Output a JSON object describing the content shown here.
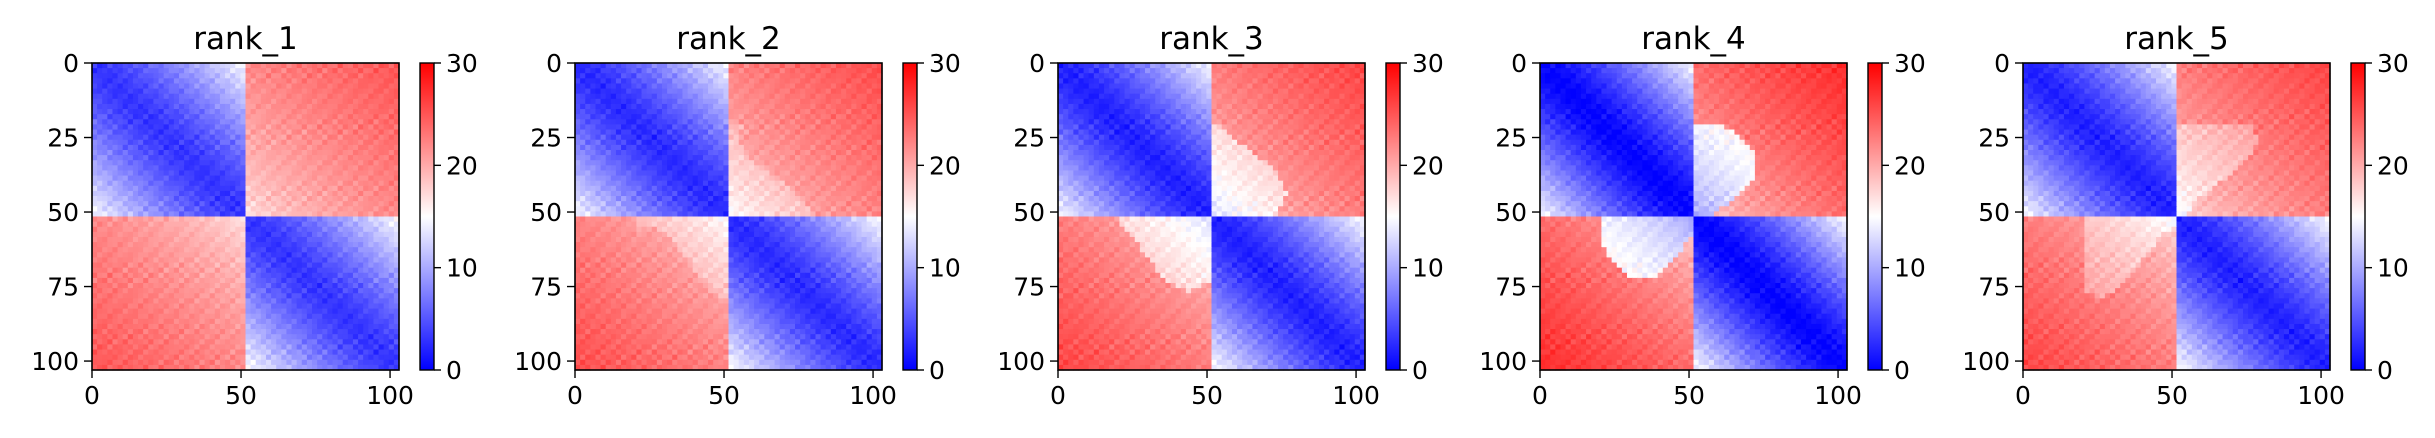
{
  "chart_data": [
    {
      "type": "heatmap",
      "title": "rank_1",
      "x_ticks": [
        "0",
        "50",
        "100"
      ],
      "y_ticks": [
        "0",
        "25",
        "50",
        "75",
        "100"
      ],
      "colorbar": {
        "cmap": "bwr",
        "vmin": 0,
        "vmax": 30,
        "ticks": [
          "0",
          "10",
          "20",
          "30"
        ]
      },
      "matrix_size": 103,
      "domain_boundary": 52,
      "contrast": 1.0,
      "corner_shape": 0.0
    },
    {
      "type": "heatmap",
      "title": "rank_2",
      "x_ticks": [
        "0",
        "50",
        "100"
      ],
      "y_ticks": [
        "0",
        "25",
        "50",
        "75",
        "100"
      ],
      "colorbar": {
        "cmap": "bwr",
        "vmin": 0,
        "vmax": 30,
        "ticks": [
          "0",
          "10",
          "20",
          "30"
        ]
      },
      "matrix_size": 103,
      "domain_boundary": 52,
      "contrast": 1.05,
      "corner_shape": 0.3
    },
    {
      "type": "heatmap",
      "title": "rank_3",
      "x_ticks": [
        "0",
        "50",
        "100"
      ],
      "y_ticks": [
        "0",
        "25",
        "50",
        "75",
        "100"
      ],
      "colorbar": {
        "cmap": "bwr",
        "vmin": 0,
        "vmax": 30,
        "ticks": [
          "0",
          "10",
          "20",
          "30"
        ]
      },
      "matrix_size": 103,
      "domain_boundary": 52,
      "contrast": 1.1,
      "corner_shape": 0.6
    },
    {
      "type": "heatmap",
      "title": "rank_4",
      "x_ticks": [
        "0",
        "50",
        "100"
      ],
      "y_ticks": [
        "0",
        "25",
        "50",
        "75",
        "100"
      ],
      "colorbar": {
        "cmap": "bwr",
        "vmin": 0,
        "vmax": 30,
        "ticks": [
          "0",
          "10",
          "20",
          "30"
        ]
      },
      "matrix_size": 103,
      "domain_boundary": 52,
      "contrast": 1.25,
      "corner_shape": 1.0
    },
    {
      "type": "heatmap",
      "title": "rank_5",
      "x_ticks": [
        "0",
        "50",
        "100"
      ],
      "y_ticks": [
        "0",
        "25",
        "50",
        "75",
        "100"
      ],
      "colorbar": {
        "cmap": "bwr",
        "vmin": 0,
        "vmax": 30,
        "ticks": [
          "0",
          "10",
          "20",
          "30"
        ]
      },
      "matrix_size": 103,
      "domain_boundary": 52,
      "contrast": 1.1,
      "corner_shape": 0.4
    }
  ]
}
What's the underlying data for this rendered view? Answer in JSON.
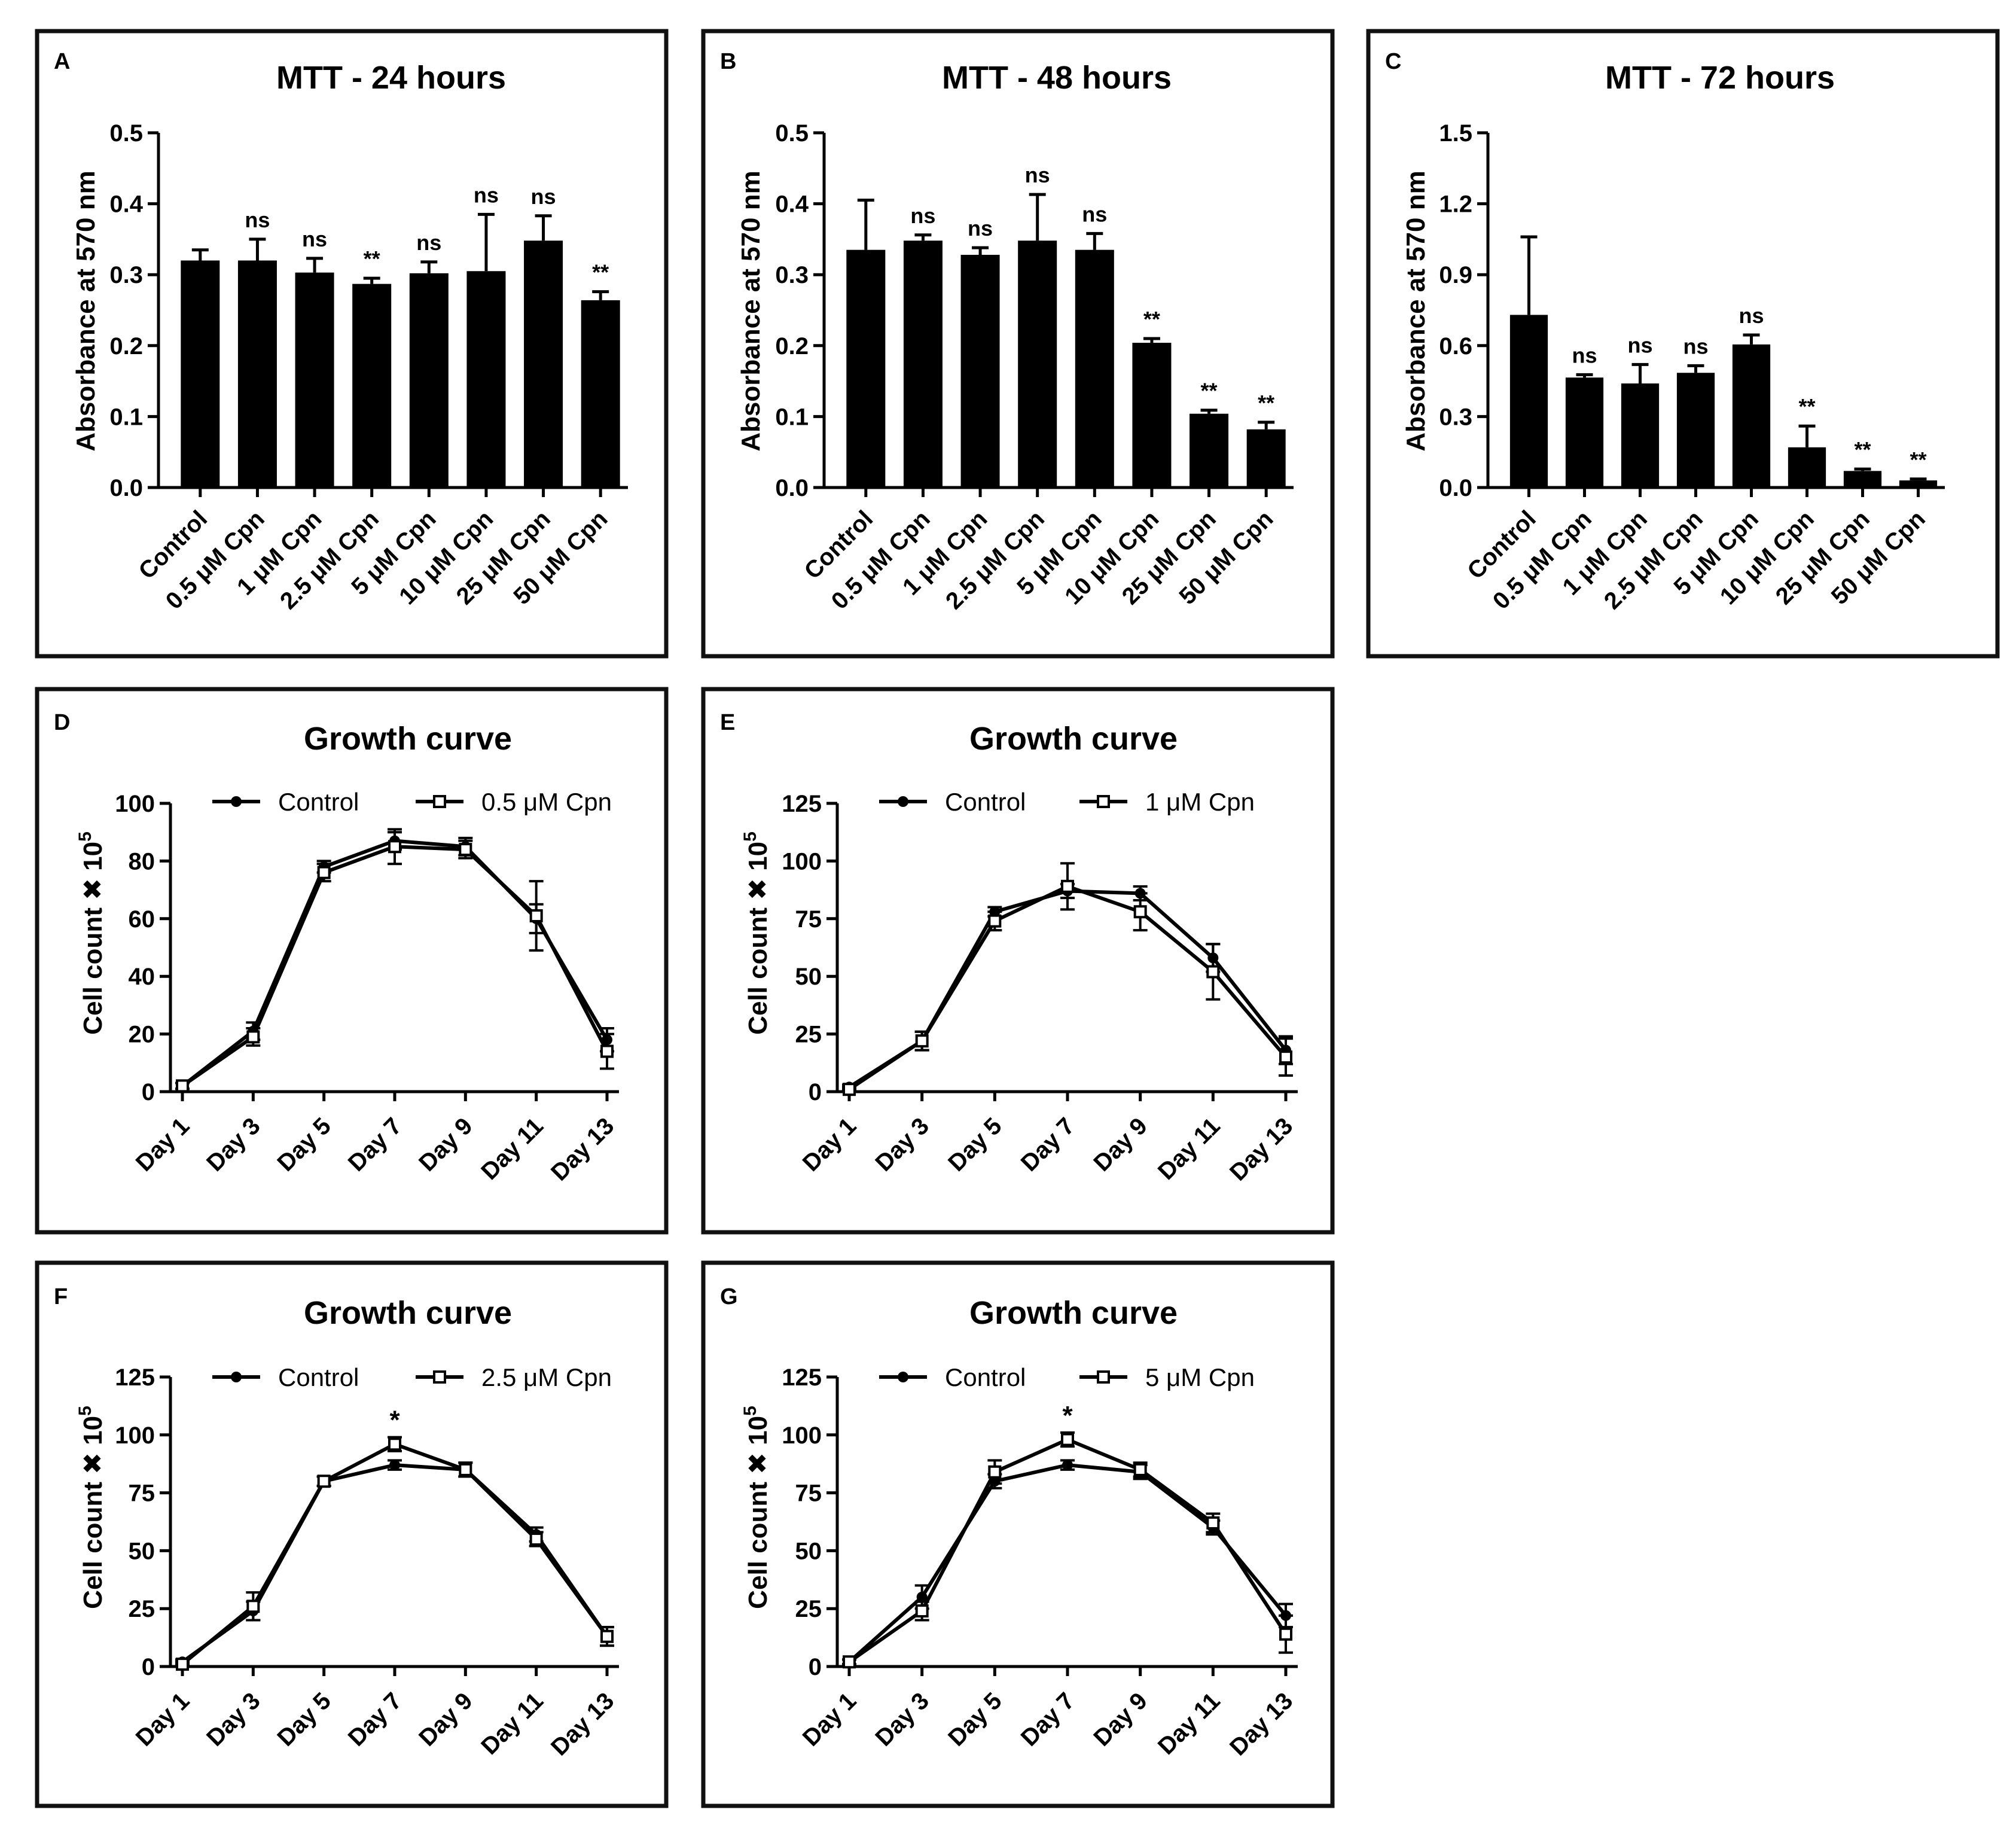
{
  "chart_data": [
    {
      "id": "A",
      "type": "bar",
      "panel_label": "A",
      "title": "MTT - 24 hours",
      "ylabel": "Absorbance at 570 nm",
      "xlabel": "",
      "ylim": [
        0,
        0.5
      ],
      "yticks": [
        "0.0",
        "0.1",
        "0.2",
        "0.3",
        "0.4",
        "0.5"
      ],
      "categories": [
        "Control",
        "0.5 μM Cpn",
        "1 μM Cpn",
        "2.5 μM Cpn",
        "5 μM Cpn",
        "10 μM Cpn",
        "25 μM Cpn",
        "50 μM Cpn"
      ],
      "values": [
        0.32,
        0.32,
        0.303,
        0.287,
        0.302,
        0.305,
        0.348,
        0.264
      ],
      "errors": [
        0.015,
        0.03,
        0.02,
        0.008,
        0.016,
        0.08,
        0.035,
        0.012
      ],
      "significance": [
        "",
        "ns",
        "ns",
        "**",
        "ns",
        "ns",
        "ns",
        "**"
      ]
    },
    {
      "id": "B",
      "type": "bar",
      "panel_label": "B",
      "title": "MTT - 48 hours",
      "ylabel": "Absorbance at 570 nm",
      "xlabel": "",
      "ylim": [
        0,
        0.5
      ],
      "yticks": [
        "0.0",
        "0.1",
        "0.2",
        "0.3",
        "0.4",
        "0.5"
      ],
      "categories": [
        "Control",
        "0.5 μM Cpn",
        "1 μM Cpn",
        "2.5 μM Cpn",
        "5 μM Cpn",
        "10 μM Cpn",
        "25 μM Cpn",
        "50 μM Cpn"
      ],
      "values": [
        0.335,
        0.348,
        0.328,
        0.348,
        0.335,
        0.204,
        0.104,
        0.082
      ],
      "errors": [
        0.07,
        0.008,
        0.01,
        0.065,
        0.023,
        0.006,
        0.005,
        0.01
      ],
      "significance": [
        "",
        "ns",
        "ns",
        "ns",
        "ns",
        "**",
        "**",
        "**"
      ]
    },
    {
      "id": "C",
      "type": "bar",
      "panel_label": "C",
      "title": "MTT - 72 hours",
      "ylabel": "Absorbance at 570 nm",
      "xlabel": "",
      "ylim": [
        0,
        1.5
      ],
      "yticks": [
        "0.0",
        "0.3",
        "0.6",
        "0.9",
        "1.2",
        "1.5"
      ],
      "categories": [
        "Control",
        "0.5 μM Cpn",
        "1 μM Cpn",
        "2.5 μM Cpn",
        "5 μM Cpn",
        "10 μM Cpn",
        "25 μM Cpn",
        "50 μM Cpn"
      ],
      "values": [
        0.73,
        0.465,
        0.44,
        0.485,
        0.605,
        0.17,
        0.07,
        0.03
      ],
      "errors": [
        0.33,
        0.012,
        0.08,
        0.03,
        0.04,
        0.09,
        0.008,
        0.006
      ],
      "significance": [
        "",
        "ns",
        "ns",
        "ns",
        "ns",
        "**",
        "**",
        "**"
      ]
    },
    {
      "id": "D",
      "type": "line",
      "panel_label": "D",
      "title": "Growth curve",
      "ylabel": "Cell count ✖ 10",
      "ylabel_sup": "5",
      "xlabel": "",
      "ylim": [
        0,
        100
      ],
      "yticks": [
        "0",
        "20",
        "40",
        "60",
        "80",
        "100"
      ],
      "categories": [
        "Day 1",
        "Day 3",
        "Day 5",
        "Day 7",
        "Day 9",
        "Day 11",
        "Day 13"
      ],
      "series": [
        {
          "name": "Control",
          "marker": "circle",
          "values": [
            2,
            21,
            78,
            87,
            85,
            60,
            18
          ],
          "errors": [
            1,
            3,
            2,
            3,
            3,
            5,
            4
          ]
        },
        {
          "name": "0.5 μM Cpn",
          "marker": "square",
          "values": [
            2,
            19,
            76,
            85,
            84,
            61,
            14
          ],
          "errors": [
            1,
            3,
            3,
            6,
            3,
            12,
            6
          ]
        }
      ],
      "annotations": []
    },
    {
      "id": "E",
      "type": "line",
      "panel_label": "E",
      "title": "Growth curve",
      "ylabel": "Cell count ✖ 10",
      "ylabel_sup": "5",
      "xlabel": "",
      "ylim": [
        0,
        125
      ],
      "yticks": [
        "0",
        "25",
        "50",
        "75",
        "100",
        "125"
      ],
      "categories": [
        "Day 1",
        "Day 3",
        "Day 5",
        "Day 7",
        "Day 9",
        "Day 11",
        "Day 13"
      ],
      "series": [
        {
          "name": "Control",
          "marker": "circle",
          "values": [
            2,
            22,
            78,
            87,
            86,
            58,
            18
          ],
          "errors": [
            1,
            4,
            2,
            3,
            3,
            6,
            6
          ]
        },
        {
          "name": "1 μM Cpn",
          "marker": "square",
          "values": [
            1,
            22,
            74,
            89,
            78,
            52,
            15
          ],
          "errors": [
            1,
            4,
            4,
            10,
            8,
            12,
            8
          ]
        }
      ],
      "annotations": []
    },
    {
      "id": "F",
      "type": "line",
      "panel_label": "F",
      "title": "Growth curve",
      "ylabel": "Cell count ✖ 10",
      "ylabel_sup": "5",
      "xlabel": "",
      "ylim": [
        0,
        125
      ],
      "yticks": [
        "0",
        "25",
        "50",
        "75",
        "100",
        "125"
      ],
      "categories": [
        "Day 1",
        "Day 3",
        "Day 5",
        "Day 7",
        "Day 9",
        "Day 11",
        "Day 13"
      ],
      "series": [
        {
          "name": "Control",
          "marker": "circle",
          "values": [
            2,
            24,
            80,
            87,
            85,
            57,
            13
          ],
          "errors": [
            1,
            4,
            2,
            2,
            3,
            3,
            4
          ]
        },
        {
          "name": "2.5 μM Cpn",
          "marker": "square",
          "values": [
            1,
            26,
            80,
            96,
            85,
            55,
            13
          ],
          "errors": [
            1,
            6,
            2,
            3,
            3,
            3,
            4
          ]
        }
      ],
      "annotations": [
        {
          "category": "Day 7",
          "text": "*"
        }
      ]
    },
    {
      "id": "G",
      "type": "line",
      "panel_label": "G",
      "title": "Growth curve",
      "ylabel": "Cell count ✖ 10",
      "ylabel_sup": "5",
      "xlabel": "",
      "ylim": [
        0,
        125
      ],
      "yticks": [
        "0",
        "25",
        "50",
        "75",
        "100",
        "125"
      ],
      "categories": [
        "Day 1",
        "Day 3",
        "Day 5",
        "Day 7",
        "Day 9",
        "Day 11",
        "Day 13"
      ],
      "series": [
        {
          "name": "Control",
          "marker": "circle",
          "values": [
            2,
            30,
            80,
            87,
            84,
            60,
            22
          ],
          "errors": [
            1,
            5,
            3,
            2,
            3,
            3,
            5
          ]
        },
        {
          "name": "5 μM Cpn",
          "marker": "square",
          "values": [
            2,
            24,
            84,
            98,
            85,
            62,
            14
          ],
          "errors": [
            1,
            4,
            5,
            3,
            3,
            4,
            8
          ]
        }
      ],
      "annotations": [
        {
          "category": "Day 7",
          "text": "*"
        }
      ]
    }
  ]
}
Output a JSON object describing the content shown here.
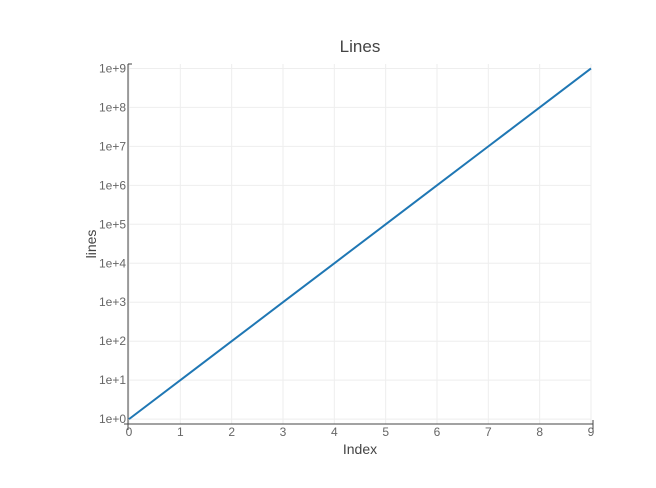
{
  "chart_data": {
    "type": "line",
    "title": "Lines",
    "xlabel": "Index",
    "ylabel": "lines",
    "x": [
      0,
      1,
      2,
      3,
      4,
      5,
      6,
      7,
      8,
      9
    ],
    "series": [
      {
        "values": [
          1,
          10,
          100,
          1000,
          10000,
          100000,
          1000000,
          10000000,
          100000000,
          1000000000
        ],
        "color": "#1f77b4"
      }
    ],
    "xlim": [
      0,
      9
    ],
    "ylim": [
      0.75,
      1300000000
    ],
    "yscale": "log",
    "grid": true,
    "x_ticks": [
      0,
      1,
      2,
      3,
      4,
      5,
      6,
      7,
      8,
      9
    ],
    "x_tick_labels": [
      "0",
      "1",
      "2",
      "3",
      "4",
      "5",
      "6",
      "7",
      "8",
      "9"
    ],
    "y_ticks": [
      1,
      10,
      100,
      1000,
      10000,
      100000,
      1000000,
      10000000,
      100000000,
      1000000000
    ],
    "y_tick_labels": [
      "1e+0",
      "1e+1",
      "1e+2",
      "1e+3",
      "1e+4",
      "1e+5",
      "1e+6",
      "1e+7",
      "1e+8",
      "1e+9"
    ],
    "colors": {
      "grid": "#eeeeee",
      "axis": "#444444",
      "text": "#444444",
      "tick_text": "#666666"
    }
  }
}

▶ OBJECTIVE:
Copy each line above that contains the string "contrast".

▶ SOLUTION FOR THIS EXERCISE:
      "contrast": 1.0,
      "contrast": 1.05,
      "contrast": 1.1,
      "contrast": 1.25,
      "contrast": 1.1,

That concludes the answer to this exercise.